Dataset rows
* * * * *
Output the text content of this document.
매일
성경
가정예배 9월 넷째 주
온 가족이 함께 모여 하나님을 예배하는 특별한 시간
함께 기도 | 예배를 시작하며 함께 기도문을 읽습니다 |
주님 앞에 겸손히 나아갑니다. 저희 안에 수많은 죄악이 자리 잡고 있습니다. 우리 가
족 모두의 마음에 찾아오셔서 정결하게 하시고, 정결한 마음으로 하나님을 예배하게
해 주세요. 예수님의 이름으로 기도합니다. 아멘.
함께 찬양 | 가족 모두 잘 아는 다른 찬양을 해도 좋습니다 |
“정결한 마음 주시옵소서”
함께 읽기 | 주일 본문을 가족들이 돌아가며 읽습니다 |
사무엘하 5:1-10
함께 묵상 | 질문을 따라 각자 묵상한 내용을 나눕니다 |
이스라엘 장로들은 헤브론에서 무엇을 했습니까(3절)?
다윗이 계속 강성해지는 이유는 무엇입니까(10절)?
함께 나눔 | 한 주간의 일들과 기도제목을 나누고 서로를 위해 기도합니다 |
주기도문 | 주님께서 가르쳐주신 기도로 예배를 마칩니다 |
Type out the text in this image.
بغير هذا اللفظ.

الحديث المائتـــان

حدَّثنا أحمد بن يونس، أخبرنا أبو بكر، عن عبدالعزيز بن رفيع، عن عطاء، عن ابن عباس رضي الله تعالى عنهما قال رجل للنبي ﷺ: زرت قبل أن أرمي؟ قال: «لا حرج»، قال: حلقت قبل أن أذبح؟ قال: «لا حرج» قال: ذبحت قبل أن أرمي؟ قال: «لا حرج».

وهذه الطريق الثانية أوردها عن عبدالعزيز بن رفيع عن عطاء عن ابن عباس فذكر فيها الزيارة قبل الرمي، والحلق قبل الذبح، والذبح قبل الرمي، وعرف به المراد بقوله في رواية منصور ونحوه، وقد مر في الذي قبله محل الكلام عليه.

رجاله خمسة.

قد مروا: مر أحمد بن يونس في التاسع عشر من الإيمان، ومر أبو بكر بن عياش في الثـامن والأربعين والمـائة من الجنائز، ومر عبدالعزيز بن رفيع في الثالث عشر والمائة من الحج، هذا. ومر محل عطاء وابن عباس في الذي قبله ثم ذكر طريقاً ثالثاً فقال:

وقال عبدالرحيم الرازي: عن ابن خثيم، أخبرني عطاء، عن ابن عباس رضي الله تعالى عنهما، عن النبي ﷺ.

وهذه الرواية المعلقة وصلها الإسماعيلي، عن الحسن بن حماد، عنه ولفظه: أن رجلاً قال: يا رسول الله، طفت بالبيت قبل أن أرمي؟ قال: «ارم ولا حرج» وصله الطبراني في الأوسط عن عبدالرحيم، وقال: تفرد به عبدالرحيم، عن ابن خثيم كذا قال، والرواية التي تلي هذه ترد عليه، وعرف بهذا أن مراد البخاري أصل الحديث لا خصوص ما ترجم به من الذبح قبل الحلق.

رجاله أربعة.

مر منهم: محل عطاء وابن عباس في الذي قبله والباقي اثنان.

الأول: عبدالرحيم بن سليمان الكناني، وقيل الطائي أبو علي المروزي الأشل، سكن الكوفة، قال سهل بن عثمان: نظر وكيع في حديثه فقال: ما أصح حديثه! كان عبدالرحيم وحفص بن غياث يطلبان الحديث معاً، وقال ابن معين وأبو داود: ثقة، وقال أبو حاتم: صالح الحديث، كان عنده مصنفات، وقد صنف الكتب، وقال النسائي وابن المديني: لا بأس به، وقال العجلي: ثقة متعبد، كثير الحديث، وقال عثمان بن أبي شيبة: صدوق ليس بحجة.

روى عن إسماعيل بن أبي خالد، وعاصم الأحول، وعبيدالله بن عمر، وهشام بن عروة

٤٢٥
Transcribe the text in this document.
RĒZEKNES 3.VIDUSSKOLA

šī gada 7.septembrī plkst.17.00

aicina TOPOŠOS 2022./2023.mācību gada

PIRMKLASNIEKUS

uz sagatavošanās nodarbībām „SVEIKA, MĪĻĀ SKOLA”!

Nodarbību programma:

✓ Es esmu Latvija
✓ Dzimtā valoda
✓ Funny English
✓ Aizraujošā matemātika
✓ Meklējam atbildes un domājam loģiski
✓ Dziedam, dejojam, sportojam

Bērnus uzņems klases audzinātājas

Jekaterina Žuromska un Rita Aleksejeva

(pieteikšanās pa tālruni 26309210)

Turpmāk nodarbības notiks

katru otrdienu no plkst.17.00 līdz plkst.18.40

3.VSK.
* * * * *
> What to do
Copy every record exactly as presented.

> Output
Output the text content of this document.
매일
성경
가정예배 9월 넷째 주
온 가족이 함께 모여 하나님을 예배하는 특별한 시간
함께 기도 | 예배를 시작하며 함께 기도문을 읽습니다 |
주님 앞에 겸손히 나아갑니다. 저희 안에 수많은 죄악이 자리 잡고 있습니다. 우리 가
족 모두의 마음에 찾아오셔서 정결하게 하시고, 정결한 마음으로 하나님을 예배하게
해 주세요. 예수님의 이름으로 기도합니다. 아멘.
함께 찬양 | 가족 모두 잘 아는 다른 찬양을 해도 좋습니다 |
“정결한 마음 주시옵소서”
함께 읽기 | 주일 본문을 가족들이 돌아가며 읽습니다 |
사무엘하 5:1-10
함께 묵상 | 질문을 따라 각자 묵상한 내용을 나눕니다 |
이스라엘 장로들은 헤브론에서 무엇을 했습니까(3절)?
다윗이 계속 강성해지는 이유는 무엇입니까(10절)?
함께 나눔 | 한 주간의 일들과 기도제목을 나누고 서로를 위해 기도합니다 |
주기도문 | 주님께서 가르쳐주신 기도로 예배를 마칩니다 |
Type out the text in this image.
بغير هذا اللفظ.

الحديث المائتـــان

حدَّثنا أحمد بن يونس، أخبرنا أبو بكر، عن عبدالعزيز بن رفيع، عن عطاء، عن ابن عباس رضي الله تعالى عنهما قال رجل للنبي ﷺ: زرت قبل أن أرمي؟ قال: «لا حرج»، قال: حلقت قبل أن أذبح؟ قال: «لا حرج» قال: ذبحت قبل أن أرمي؟ قال: «لا حرج».

وهذه الطريق الثانية أوردها عن عبدالعزيز بن رفيع عن عطاء عن ابن عباس فذكر فيها الزيارة قبل الرمي، والحلق قبل الذبح، والذبح قبل الرمي، وعرف به المراد بقوله في رواية منصور ونحوه، وقد مر في الذي قبله محل الكلام عليه.

رجاله خمسة.

قد مروا: مر أحمد بن يونس في التاسع عشر من الإيمان، ومر أبو بكر بن عياش في الثـامن والأربعين والمـائة من الجنائز، ومر عبدالعزيز بن رفيع في الثالث عشر والمائة من الحج، هذا. ومر محل عطاء وابن عباس في الذي قبله ثم ذكر طريقاً ثالثاً فقال:

وقال عبدالرحيم الرازي: عن ابن خثيم، أخبرني عطاء، عن ابن عباس رضي الله تعالى عنهما، عن النبي ﷺ.

وهذه الرواية المعلقة وصلها الإسماعيلي، عن الحسن بن حماد، عنه ولفظه: أن رجلاً قال: يا رسول الله، طفت بالبيت قبل أن أرمي؟ قال: «ارم ولا حرج» وصله الطبراني في الأوسط عن عبدالرحيم، وقال: تفرد به عبدالرحيم، عن ابن خثيم كذا قال، والرواية التي تلي هذه ترد عليه، وعرف بهذا أن مراد البخاري أصل الحديث لا خصوص ما ترجم به من الذبح قبل الحلق.

رجاله أربعة.

مر منهم: محل عطاء وابن عباس في الذي قبله والباقي اثنان.

الأول: عبدالرحيم بن سليمان الكناني، وقيل الطائي أبو علي المروزي الأشل، سكن الكوفة، قال سهل بن عثمان: نظر وكيع في حديثه فقال: ما أصح حديثه! كان عبدالرحيم وحفص بن غياث يطلبان الحديث معاً، وقال ابن معين وأبو داود: ثقة، وقال أبو حاتم: صالح الحديث، كان عنده مصنفات، وقد صنف الكتب، وقال النسائي وابن المديني: لا بأس به، وقال العجلي: ثقة متعبد، كثير الحديث، وقال عثمان بن أبي شيبة: صدوق ليس بحجة.

روى عن إسماعيل بن أبي خالد، وعاصم الأحول، وعبيدالله بن عمر، وهشام بن عروة

٤٢٥
Transcribe the text in this document.
RĒZEKNES 3.VIDUSSKOLA

šī gada 7.septembrī plkst.17.00

aicina TOPOŠOS 2022./2023.mācību gada

PIRMKLASNIEKUS

uz sagatavošanās nodarbībām „SVEIKA, MĪĻĀ SKOLA”!

Nodarbību programma:

✓ Es esmu Latvija
✓ Dzimtā valoda
✓ Funny English
✓ Aizraujošā matemātika
✓ Meklējam atbildes un domājam loģiski
✓ Dziedam, dejojam, sportojam

Bērnus uzņems klases audzinātājas

Jekaterina Žuromska un Rita Aleksejeva

(pieteikšanās pa tālruni 26309210)

Turpmāk nodarbības notiks

katru otrdienu no plkst.17.00 līdz plkst.18.40

3.VSK.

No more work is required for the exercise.